Aim:
Reproduce every one of the lines below verbatim, from the first to the last.

[Stored dataset items]
....................

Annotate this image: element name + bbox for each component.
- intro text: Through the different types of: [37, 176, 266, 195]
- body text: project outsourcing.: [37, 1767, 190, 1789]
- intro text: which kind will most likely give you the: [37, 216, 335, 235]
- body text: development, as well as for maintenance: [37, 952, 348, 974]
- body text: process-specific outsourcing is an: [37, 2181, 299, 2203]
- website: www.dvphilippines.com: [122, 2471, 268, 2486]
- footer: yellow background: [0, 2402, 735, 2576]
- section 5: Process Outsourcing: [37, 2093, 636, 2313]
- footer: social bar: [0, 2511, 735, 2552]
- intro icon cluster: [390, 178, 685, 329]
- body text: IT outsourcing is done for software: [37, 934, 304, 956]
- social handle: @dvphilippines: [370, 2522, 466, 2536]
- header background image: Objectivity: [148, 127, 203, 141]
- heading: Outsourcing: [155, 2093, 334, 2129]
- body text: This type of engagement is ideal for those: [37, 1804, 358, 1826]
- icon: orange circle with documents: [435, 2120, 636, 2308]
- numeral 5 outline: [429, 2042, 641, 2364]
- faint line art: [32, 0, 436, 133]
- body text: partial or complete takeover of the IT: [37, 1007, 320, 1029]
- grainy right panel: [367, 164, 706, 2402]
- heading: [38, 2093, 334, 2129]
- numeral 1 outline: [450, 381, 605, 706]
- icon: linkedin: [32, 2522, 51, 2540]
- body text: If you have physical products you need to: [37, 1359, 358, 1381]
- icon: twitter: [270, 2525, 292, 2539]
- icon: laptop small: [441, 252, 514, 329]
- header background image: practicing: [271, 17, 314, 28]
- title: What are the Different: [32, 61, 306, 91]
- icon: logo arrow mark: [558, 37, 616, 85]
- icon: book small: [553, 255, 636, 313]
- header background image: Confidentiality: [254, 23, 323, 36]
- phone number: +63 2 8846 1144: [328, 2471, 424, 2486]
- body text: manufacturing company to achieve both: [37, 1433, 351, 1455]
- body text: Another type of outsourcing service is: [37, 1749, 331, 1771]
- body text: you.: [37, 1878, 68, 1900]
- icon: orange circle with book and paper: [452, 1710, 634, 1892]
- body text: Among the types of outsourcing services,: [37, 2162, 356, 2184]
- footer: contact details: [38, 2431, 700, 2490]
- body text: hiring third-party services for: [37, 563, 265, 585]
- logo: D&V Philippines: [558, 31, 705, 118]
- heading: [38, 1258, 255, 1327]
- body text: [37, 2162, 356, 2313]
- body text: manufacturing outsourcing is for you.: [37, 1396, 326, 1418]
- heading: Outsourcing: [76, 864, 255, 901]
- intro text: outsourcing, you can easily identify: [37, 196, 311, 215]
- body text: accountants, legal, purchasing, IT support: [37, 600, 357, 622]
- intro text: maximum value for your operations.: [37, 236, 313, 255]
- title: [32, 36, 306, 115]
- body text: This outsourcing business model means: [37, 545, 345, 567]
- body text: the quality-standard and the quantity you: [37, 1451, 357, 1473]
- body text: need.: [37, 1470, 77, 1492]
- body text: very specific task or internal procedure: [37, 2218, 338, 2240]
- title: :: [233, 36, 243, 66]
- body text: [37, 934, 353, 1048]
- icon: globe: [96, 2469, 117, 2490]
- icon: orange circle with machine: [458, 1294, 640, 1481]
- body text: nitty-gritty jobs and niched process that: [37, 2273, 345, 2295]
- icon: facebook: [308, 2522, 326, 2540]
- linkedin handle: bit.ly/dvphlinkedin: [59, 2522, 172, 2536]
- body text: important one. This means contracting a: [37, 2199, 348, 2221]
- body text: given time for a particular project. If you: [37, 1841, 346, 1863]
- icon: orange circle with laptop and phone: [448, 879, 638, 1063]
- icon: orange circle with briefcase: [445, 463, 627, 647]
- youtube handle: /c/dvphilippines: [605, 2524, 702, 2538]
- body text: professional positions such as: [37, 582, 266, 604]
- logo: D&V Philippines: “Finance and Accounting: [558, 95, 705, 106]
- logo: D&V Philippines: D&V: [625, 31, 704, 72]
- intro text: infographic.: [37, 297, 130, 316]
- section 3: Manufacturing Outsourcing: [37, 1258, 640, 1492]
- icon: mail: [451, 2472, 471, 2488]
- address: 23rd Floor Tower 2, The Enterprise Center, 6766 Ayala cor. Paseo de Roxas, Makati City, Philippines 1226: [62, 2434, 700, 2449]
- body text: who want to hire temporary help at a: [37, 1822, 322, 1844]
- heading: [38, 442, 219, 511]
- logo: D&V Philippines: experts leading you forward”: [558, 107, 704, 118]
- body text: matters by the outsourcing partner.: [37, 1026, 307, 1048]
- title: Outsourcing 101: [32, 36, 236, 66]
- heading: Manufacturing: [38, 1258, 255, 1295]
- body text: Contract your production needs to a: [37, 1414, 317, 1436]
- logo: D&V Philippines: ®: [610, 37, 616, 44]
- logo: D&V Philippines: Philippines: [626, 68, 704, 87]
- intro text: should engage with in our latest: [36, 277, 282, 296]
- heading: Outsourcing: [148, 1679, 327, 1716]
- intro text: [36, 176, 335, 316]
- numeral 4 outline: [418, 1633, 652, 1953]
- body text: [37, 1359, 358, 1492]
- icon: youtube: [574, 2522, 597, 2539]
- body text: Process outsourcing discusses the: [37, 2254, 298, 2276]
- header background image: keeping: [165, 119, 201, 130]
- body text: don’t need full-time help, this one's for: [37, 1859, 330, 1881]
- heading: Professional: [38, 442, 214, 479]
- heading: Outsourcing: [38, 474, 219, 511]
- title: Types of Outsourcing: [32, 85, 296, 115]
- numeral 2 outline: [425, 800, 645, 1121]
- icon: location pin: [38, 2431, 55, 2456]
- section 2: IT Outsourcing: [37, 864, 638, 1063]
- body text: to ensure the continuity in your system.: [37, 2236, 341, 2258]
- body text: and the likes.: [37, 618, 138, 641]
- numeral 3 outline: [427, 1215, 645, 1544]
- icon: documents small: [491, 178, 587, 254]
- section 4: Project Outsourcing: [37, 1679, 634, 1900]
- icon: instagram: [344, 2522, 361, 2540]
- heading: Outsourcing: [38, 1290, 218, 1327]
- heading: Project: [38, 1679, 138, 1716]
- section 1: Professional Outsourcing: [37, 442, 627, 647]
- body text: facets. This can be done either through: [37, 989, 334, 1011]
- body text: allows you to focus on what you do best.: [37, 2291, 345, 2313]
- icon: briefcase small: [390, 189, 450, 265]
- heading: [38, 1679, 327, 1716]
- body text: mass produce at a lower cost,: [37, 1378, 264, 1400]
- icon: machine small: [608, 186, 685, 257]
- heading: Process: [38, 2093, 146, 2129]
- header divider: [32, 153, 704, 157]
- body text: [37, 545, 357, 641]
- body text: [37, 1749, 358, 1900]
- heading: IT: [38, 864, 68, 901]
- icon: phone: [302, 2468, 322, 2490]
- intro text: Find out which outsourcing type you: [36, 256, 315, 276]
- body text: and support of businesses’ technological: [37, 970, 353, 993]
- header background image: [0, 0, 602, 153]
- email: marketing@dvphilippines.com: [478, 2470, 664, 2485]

....................

Solution:
Annotate this image: element name + bbox for each component.
- intro text: Through the different types of: [37, 176, 266, 195]
- body text: project outsourcing.: [37, 1767, 190, 1789]
- intro text: which kind will most likely give you the: [37, 216, 335, 235]
- body text: development, as well as for maintenance: [37, 952, 348, 974]
- body text: process-specific outsourcing is an: [37, 2181, 299, 2203]
- website: www.dvphilippines.com: [122, 2471, 268, 2486]
- footer: yellow background: [0, 2402, 735, 2576]
- section 5: Process Outsourcing: [37, 2093, 636, 2313]
- footer: social bar: [0, 2511, 735, 2552]
- intro icon cluster: [390, 178, 685, 329]
- body text: IT outsourcing is done for software: [37, 934, 304, 956]
- social handle: @dvphilippines: [370, 2522, 466, 2536]
- header background image: Objectivity: [148, 127, 203, 141]
- heading: Outsourcing: [155, 2093, 334, 2129]
- body text: This type of engagement is ideal for those: [37, 1804, 358, 1826]
- icon: orange circle with documents: [435, 2120, 636, 2308]
- numeral 5 outline: [429, 2042, 641, 2364]
- faint line art: [32, 0, 436, 133]
- body text: partial or complete takeover of the IT: [37, 1007, 320, 1029]
- grainy right panel: [367, 164, 706, 2402]
- heading: [38, 2093, 334, 2129]
- numeral 1 outline: [450, 381, 605, 706]
- icon: linkedin: [32, 2522, 51, 2540]
- body text: If you have physical products you need to: [37, 1359, 358, 1381]
- icon: twitter: [270, 2525, 292, 2539]
- icon: laptop small: [441, 252, 514, 329]
- header background image: practicing: [271, 17, 314, 28]
- title: What are the Different: [32, 61, 306, 91]
- icon: logo arrow mark: [558, 37, 616, 85]
- icon: book small: [553, 255, 636, 313]
- header background image: Confidentiality: [254, 23, 323, 36]
- phone number: +63 2 8846 1144: [328, 2471, 424, 2486]
- body text: manufacturing company to achieve both: [37, 1433, 351, 1455]
- body text: Another type of outsourcing service is: [37, 1749, 331, 1771]
- body text: you.: [37, 1878, 68, 1900]
- icon: orange circle with book and paper: [452, 1710, 634, 1892]
- body text: Among the types of outsourcing services,: [37, 2162, 356, 2184]
- footer: contact details: [38, 2431, 700, 2490]
- body text: hiring third-party services for: [37, 563, 265, 585]
- logo: D&V Philippines: [558, 31, 705, 118]
- heading: [38, 1258, 255, 1327]
- body text: [37, 2162, 356, 2313]
- body text: manufacturing outsourcing is for you.: [37, 1396, 326, 1418]
- heading: Outsourcing: [76, 864, 255, 901]
- intro text: outsourcing, you can easily identify: [37, 196, 311, 215]
- body text: accountants, legal, purchasing, IT support: [37, 600, 357, 622]
- intro text: maximum value for your operations.: [37, 236, 313, 255]
- title: [32, 36, 306, 115]
- body text: This outsourcing business model means: [37, 545, 345, 567]
- body text: the quality-standard and the quantity you: [37, 1451, 357, 1473]
- body text: need.: [37, 1470, 77, 1492]
- body text: very specific task or internal procedure: [37, 2218, 338, 2240]
- title: :: [233, 36, 243, 66]
- body text: [37, 934, 353, 1048]
- icon: globe: [96, 2469, 117, 2490]
- icon: orange circle with machine: [458, 1294, 640, 1481]
- body text: nitty-gritty jobs and niched process that: [37, 2273, 345, 2295]
- icon: facebook: [308, 2522, 326, 2540]
- linkedin handle: bit.ly/dvphlinkedin: [59, 2522, 172, 2536]
- body text: important one. This means contracting a: [37, 2199, 348, 2221]
- body text: given time for a particular project. If you: [37, 1841, 346, 1863]
- icon: orange circle with laptop and phone: [448, 879, 638, 1063]
- icon: orange circle with briefcase: [445, 463, 627, 647]
- youtube handle: /c/dvphilippines: [605, 2524, 702, 2538]
- body text: professional positions such as: [37, 582, 266, 604]
- logo: D&V Philippines: “Finance and Accounting: [558, 95, 705, 106]
- logo: D&V Philippines: D&V: [625, 31, 704, 72]
- intro text: infographic.: [37, 297, 130, 316]
- section 3: Manufacturing Outsourcing: [37, 1258, 640, 1492]
- icon: mail: [451, 2472, 471, 2488]
- address: 23rd Floor Tower 2, The Enterprise Center, 6766 Ayala cor. Paseo de Roxas, Makati City, Philippines 1226: [62, 2434, 700, 2449]
- body text: who want to hire temporary help at a: [37, 1822, 322, 1844]
- heading: [38, 442, 219, 511]
- logo: D&V Philippines: experts leading you forward”: [558, 107, 704, 118]
- body text: matters by the outsourcing partner.: [37, 1026, 307, 1048]
- title: Outsourcing 101: [32, 36, 236, 66]
- heading: Manufacturing: [38, 1258, 255, 1295]
- body text: Contract your production needs to a: [37, 1414, 317, 1436]
- logo: D&V Philippines: ®: [610, 37, 616, 44]
- logo: D&V Philippines: Philippines: [626, 68, 704, 87]
- intro text: should engage with in our latest: [36, 277, 282, 296]
- heading: Outsourcing: [148, 1679, 327, 1716]
- intro text: [36, 176, 335, 316]
- numeral 4 outline: [418, 1633, 652, 1953]
- body text: [37, 1359, 358, 1492]
- icon: youtube: [574, 2522, 597, 2539]
- body text: Process outsourcing discusses the: [37, 2254, 298, 2276]
- header background image: keeping: [165, 119, 201, 130]
- body text: don’t need full-time help, this one's for: [37, 1859, 330, 1881]
- heading: Professional: [38, 442, 214, 479]
- heading: Outsourcing: [38, 474, 219, 511]
- title: Types of Outsourcing: [32, 85, 296, 115]
- numeral 2 outline: [425, 800, 645, 1121]
- icon: location pin: [38, 2431, 55, 2456]
- section 2: IT Outsourcing: [37, 864, 638, 1063]
- body text: to ensure the continuity in your system.: [37, 2236, 341, 2258]
- body text: and the likes.: [37, 618, 138, 641]
- numeral 3 outline: [427, 1215, 645, 1544]
- icon: documents small: [491, 178, 587, 254]
- section 4: Project Outsourcing: [37, 1679, 634, 1900]
- icon: instagram: [344, 2522, 361, 2540]
- heading: Outsourcing: [38, 1290, 218, 1327]
- heading: Project: [38, 1679, 138, 1716]
- section 1: Professional Outsourcing: [37, 442, 627, 647]
- body text: facets. This can be done either through: [37, 989, 334, 1011]
- body text: allows you to focus on what you do best.: [37, 2291, 345, 2313]
- icon: briefcase small: [390, 189, 450, 265]
- heading: [38, 1679, 327, 1716]
- body text: mass produce at a lower cost,: [37, 1378, 264, 1400]
- icon: machine small: [608, 186, 685, 257]
- heading: Process: [38, 2093, 146, 2129]
- header divider: [32, 153, 704, 157]
- body text: [37, 545, 357, 641]
- body text: [37, 1749, 358, 1900]
- heading: IT: [38, 864, 68, 901]
- icon: phone: [302, 2468, 322, 2490]
- intro text: Find out which outsourcing type you: [36, 256, 315, 276]
- body text: and support of businesses’ technological: [37, 970, 353, 993]
- header background image: [0, 0, 602, 153]
- email: marketing@dvphilippines.com: [478, 2470, 664, 2485]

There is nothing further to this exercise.